Stated exercise: Write out all of the entries exactly, please.

- - - - -

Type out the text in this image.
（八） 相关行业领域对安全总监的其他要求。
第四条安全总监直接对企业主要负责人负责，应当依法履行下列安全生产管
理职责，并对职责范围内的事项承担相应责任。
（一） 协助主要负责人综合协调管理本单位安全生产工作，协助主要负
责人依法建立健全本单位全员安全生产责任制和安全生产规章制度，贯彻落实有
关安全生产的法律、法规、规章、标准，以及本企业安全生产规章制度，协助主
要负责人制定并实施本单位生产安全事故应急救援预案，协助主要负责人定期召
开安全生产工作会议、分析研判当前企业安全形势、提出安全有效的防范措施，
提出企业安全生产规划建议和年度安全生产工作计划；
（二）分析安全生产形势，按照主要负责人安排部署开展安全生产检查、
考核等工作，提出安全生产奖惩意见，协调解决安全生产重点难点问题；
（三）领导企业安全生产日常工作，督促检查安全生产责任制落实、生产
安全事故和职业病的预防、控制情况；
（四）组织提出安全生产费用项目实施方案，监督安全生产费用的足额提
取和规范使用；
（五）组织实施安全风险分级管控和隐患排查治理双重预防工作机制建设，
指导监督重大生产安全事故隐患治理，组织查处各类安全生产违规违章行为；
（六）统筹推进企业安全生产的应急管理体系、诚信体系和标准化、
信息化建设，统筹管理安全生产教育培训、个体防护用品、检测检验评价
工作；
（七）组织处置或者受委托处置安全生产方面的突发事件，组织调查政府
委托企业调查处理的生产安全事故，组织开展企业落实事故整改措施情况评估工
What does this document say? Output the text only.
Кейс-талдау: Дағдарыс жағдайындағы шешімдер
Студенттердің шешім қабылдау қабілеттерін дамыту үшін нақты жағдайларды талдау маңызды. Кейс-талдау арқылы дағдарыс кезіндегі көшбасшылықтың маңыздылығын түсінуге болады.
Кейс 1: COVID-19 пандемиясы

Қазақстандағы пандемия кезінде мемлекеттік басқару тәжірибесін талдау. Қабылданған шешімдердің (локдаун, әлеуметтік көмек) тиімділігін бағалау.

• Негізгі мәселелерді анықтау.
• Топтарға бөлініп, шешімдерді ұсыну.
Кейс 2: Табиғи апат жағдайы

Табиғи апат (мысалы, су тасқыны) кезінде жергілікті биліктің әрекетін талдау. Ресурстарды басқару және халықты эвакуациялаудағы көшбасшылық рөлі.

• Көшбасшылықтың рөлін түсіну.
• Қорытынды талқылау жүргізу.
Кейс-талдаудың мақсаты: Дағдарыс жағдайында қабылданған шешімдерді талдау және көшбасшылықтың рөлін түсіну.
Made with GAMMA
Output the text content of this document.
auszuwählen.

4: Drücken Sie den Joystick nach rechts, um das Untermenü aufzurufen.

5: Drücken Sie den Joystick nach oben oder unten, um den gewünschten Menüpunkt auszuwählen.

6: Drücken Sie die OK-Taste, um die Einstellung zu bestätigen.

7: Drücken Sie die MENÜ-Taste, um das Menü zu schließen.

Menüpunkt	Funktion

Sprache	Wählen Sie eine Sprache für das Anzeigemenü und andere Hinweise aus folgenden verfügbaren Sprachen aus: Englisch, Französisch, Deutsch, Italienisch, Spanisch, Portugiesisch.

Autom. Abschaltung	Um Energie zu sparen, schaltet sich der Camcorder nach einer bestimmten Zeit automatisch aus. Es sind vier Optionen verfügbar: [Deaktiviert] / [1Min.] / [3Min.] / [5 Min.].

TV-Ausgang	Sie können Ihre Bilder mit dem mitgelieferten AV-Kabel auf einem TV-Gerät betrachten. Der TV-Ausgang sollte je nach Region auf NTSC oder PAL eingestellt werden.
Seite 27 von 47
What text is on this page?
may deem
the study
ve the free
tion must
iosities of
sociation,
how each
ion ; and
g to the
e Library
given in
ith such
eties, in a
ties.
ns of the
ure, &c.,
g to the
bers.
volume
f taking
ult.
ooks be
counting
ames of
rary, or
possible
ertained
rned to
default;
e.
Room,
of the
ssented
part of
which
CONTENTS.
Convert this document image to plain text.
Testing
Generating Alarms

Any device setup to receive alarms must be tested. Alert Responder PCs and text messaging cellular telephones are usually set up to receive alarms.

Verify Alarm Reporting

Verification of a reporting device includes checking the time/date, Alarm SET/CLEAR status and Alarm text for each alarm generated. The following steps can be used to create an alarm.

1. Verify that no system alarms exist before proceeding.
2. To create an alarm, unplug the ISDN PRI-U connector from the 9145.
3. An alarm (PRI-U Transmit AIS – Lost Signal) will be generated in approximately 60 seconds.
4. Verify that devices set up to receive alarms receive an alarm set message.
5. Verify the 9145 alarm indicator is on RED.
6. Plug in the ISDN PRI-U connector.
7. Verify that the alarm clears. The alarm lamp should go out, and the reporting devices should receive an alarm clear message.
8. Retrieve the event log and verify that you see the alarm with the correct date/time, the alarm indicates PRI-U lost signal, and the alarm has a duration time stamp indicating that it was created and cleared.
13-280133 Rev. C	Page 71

- - - - -

The answer:
Type out the text in this image.
（八） 相关行业领域对安全总监的其他要求。
第四条安全总监直接对企业主要负责人负责，应当依法履行下列安全生产管
理职责，并对职责范围内的事项承担相应责任。
（一） 协助主要负责人综合协调管理本单位安全生产工作，协助主要负
责人依法建立健全本单位全员安全生产责任制和安全生产规章制度，贯彻落实有
关安全生产的法律、法规、规章、标准，以及本企业安全生产规章制度，协助主
要负责人制定并实施本单位生产安全事故应急救援预案，协助主要负责人定期召
开安全生产工作会议、分析研判当前企业安全形势、提出安全有效的防范措施，
提出企业安全生产规划建议和年度安全生产工作计划；
（二）分析安全生产形势，按照主要负责人安排部署开展安全生产检查、
考核等工作，提出安全生产奖惩意见，协调解决安全生产重点难点问题；
（三）领导企业安全生产日常工作，督促检查安全生产责任制落实、生产
安全事故和职业病的预防、控制情况；
（四）组织提出安全生产费用项目实施方案，监督安全生产费用的足额提
取和规范使用；
（五）组织实施安全风险分级管控和隐患排查治理双重预防工作机制建设，
指导监督重大生产安全事故隐患治理，组织查处各类安全生产违规违章行为；
（六）统筹推进企业安全生产的应急管理体系、诚信体系和标准化、
信息化建设，统筹管理安全生产教育培训、个体防护用品、检测检验评价
工作；
（七）组织处置或者受委托处置安全生产方面的突发事件，组织调查政府
委托企业调查处理的生产安全事故，组织开展企业落实事故整改措施情况评估工
What does this document say? Output the text only.
Кейс-талдау: Дағдарыс жағдайындағы шешімдер
Студенттердің шешім қабылдау қабілеттерін дамыту үшін нақты жағдайларды талдау маңызды. Кейс-талдау арқылы дағдарыс кезіндегі көшбасшылықтың маңыздылығын түсінуге болады.
Кейс 1: COVID-19 пандемиясы

Қазақстандағы пандемия кезінде мемлекеттік басқару тәжірибесін талдау. Қабылданған шешімдердің (локдаун, әлеуметтік көмек) тиімділігін бағалау.

• Негізгі мәселелерді анықтау.
• Топтарға бөлініп, шешімдерді ұсыну.
Кейс 2: Табиғи апат жағдайы

Табиғи апат (мысалы, су тасқыны) кезінде жергілікті биліктің әрекетін талдау. Ресурстарды басқару және халықты эвакуациялаудағы көшбасшылық рөлі.

• Көшбасшылықтың рөлін түсіну.
• Қорытынды талқылау жүргізу.
Кейс-талдаудың мақсаты: Дағдарыс жағдайында қабылданған шешімдерді талдау және көшбасшылықтың рөлін түсіну.
Made with GAMMA
Output the text content of this document.
auszuwählen.

4: Drücken Sie den Joystick nach rechts, um das Untermenü aufzurufen.

5: Drücken Sie den Joystick nach oben oder unten, um den gewünschten Menüpunkt auszuwählen.

6: Drücken Sie die OK-Taste, um die Einstellung zu bestätigen.

7: Drücken Sie die MENÜ-Taste, um das Menü zu schließen.

Menüpunkt	Funktion

Sprache	Wählen Sie eine Sprache für das Anzeigemenü und andere Hinweise aus folgenden verfügbaren Sprachen aus: Englisch, Französisch, Deutsch, Italienisch, Spanisch, Portugiesisch.

Autom. Abschaltung	Um Energie zu sparen, schaltet sich der Camcorder nach einer bestimmten Zeit automatisch aus. Es sind vier Optionen verfügbar: [Deaktiviert] / [1Min.] / [3Min.] / [5 Min.].

TV-Ausgang	Sie können Ihre Bilder mit dem mitgelieferten AV-Kabel auf einem TV-Gerät betrachten. Der TV-Ausgang sollte je nach Region auf NTSC oder PAL eingestellt werden.
Seite 27 von 47
What text is on this page?
may deem
the study
ve the free
tion must
iosities of
sociation,
how each
ion ; and
g to the
e Library
given in
ith such
eties, in a
ties.
ns of the
ure, &c.,
g to the
bers.
volume
f taking
ult.
ooks be
counting
ames of
rary, or
possible
ertained
rned to
default;
e.
Room,
of the
ssented
part of
which
CONTENTS.
Convert this document image to plain text.
Testing
Generating Alarms

Any device setup to receive alarms must be tested. Alert Responder PCs and text messaging cellular telephones are usually set up to receive alarms.

Verify Alarm Reporting

Verification of a reporting device includes checking the time/date, Alarm SET/CLEAR status and Alarm text for each alarm generated. The following steps can be used to create an alarm.

1. Verify that no system alarms exist before proceeding.
2. To create an alarm, unplug the ISDN PRI-U connector from the 9145.
3. An alarm (PRI-U Transmit AIS – Lost Signal) will be generated in approximately 60 seconds.
4. Verify that devices set up to receive alarms receive an alarm set message.
5. Verify the 9145 alarm indicator is on RED.
6. Plug in the ISDN PRI-U connector.
7. Verify that the alarm clears. The alarm lamp should go out, and the reporting devices should receive an alarm clear message.
8. Retrieve the event log and verify that you see the alarm with the correct date/time, the alarm indicates PRI-U lost signal, and the alarm has a duration time stamp indicating that it was created and cleared.
13-280133 Rev. C	Page 71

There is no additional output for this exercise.